------ Provided records
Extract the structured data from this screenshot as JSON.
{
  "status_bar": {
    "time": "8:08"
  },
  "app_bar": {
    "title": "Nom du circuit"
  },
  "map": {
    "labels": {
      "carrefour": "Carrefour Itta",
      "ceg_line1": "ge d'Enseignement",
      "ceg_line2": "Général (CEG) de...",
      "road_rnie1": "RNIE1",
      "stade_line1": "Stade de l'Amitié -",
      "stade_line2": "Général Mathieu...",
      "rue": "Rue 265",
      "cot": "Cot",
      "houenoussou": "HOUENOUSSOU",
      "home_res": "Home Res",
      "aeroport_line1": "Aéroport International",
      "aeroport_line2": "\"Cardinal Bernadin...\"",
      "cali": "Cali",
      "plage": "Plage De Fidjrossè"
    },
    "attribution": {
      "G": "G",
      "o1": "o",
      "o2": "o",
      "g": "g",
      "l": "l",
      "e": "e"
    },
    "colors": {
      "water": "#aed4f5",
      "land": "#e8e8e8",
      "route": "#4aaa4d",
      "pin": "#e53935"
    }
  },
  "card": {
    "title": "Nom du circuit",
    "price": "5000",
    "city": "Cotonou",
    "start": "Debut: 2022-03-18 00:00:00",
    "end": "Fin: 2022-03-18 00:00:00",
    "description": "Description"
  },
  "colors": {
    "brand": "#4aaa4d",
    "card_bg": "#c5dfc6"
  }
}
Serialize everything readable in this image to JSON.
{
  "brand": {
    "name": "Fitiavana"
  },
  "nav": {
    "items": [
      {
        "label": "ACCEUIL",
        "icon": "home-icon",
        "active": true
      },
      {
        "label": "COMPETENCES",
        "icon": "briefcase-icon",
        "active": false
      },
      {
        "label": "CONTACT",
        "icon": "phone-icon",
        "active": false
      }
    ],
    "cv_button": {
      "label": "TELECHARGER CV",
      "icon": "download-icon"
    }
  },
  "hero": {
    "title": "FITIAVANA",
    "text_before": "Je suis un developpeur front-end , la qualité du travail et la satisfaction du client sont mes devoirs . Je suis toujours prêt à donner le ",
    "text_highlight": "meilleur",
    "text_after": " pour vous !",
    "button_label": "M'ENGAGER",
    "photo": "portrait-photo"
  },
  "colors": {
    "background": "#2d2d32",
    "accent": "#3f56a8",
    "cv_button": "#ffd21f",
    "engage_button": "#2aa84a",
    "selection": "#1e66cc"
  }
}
------------
### [Work to complete]
Locate all lines holding the word "circuit", then copy them out.

### [Answer below]
    "title": "Nom du circuit"
    "title": "Nom du circuit",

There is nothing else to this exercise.